(PROBLEM STATEMENT): Each line containing the word "What" needs to be copied.

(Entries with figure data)
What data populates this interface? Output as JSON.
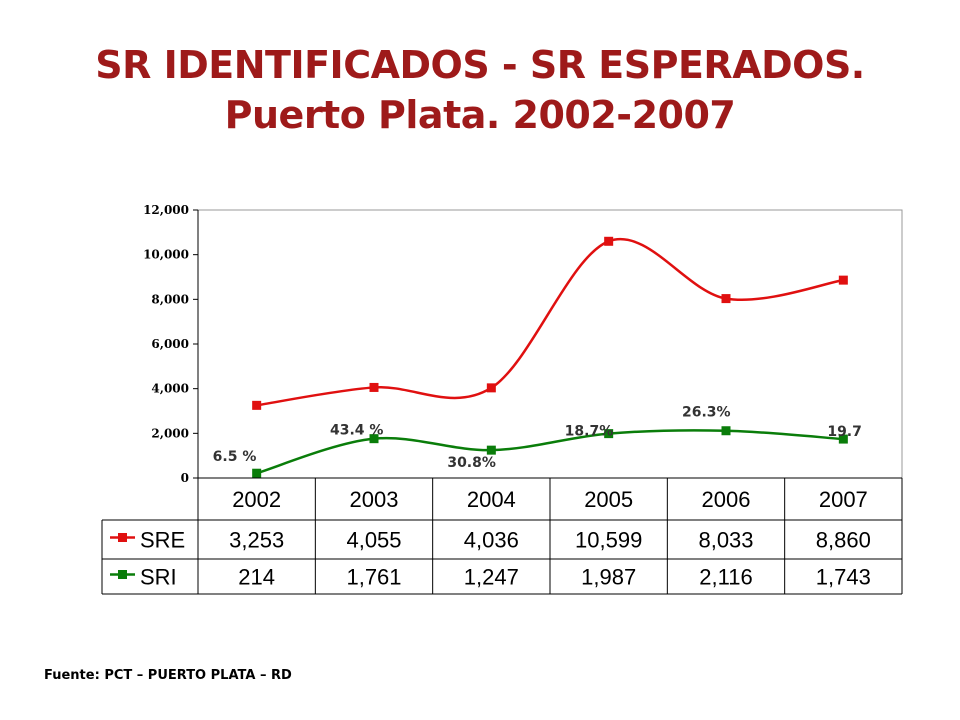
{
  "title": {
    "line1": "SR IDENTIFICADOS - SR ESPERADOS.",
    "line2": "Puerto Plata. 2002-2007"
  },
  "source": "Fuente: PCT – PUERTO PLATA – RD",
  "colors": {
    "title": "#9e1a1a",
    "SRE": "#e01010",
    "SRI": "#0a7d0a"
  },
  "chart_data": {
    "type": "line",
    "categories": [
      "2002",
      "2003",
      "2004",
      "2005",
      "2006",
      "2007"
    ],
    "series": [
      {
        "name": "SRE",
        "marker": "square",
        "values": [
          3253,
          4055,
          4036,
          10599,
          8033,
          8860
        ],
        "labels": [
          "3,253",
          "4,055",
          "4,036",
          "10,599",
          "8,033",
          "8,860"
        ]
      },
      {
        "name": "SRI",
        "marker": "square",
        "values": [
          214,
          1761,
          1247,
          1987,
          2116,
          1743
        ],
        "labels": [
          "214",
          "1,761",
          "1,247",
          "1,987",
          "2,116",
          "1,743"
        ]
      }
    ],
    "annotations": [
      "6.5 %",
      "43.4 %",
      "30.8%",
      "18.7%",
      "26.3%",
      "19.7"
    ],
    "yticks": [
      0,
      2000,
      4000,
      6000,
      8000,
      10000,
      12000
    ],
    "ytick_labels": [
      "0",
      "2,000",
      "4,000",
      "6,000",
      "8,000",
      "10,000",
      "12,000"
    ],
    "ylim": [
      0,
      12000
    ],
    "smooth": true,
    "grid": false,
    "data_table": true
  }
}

...

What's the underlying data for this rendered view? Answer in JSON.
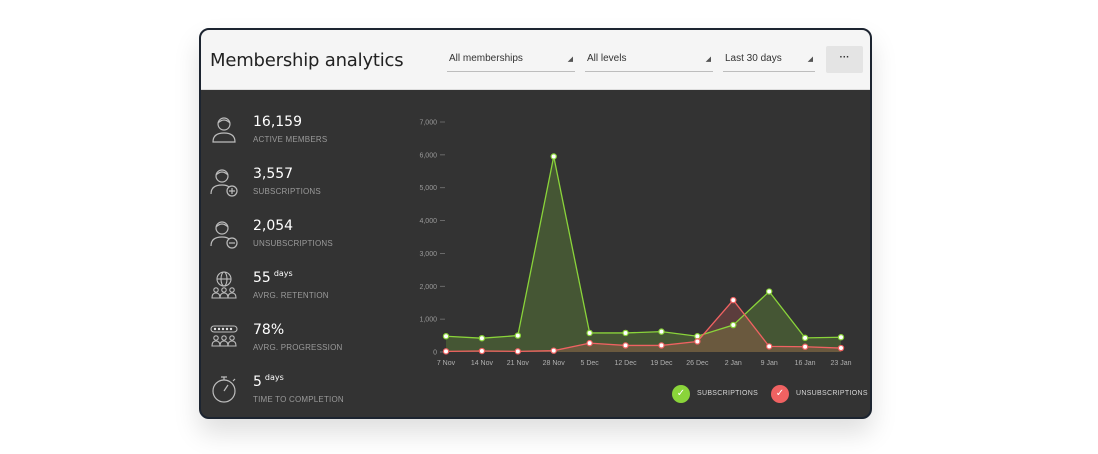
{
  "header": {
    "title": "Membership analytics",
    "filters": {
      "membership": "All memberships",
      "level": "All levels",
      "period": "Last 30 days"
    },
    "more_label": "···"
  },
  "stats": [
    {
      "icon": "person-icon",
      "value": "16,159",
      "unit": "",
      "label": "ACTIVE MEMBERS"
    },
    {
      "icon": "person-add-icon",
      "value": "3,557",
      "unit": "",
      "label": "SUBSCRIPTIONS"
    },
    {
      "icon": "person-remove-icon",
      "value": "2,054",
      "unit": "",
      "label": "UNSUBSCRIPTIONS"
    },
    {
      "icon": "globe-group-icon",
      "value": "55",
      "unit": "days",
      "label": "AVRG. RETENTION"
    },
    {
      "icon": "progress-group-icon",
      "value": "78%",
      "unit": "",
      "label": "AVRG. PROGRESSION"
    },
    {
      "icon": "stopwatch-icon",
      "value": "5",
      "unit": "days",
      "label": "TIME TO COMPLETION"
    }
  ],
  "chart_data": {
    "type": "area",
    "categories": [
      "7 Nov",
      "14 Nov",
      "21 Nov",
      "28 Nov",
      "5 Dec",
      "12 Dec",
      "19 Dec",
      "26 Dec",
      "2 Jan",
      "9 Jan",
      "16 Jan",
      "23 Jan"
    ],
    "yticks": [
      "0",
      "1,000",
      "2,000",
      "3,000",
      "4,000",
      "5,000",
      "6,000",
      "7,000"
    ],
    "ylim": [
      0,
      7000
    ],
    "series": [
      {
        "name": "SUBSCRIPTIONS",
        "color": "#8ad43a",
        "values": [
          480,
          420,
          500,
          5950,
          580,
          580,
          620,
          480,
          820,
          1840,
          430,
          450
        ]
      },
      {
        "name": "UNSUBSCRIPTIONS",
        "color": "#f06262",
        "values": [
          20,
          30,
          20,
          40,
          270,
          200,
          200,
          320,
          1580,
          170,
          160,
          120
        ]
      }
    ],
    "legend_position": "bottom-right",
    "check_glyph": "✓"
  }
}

---

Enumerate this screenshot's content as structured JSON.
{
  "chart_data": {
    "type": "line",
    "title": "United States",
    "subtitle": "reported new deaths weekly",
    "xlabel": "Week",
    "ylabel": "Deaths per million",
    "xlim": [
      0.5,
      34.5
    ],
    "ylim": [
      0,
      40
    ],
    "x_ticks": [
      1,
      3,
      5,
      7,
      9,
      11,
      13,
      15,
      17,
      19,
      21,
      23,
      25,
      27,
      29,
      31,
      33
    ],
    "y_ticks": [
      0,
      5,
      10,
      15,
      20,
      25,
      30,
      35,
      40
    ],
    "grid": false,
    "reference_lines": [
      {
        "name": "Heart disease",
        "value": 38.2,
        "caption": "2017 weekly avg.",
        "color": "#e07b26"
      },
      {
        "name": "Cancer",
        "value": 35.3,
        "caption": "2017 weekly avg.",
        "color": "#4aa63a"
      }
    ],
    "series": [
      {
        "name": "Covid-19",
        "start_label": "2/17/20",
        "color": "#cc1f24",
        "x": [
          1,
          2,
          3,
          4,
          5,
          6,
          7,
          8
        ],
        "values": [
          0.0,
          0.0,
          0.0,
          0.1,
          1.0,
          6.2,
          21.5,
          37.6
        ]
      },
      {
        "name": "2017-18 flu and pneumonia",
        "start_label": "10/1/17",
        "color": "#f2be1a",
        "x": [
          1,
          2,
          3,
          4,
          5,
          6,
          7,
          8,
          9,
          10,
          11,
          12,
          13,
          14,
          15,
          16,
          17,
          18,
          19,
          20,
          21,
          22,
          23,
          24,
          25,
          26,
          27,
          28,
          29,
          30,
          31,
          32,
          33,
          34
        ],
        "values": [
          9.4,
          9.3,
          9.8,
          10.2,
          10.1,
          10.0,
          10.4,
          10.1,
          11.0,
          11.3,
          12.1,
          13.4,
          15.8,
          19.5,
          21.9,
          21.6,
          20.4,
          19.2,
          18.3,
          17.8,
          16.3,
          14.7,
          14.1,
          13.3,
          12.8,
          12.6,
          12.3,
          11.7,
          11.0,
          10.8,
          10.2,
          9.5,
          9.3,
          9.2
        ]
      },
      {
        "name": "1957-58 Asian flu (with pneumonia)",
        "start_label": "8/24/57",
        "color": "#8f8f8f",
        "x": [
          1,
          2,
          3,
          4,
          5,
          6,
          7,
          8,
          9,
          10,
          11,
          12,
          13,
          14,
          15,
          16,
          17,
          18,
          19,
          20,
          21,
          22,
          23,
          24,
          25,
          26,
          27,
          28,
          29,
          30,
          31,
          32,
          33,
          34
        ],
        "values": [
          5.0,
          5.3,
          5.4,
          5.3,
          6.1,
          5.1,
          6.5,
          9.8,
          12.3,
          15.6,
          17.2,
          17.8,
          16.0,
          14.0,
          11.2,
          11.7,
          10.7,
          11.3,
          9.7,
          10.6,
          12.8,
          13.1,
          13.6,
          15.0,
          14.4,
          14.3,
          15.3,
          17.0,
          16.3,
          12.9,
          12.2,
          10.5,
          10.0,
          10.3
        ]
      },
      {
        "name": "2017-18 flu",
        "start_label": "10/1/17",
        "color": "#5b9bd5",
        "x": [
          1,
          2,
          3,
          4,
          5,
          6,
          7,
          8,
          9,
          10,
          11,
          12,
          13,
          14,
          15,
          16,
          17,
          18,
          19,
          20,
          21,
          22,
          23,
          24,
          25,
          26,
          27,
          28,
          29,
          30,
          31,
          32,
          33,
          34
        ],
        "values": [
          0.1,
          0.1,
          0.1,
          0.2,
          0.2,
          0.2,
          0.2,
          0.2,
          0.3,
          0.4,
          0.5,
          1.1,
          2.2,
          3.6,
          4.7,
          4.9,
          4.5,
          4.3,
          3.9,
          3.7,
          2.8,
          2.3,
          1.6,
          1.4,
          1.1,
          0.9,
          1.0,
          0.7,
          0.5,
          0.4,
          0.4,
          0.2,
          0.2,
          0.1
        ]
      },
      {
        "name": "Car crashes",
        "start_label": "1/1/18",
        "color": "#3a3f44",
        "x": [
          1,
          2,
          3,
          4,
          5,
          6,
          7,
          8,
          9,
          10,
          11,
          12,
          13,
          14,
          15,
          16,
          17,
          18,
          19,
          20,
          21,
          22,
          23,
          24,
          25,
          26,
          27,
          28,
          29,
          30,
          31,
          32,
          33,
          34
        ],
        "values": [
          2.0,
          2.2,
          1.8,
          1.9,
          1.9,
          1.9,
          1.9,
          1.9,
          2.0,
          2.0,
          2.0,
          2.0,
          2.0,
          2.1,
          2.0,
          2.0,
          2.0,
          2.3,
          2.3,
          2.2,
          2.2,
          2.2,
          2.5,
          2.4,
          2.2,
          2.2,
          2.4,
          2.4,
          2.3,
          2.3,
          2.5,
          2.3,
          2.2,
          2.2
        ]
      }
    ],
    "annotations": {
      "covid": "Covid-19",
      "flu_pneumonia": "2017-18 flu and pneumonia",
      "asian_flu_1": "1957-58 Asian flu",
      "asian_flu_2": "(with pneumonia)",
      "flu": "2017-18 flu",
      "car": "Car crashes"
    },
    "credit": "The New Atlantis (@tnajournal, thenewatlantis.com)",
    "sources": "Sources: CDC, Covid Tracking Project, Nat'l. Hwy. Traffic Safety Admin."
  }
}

(WORKED SOLUTION):
What data populates this interface? Output as JSON.
What's the underlying data for this rendered view? Answer in JSON.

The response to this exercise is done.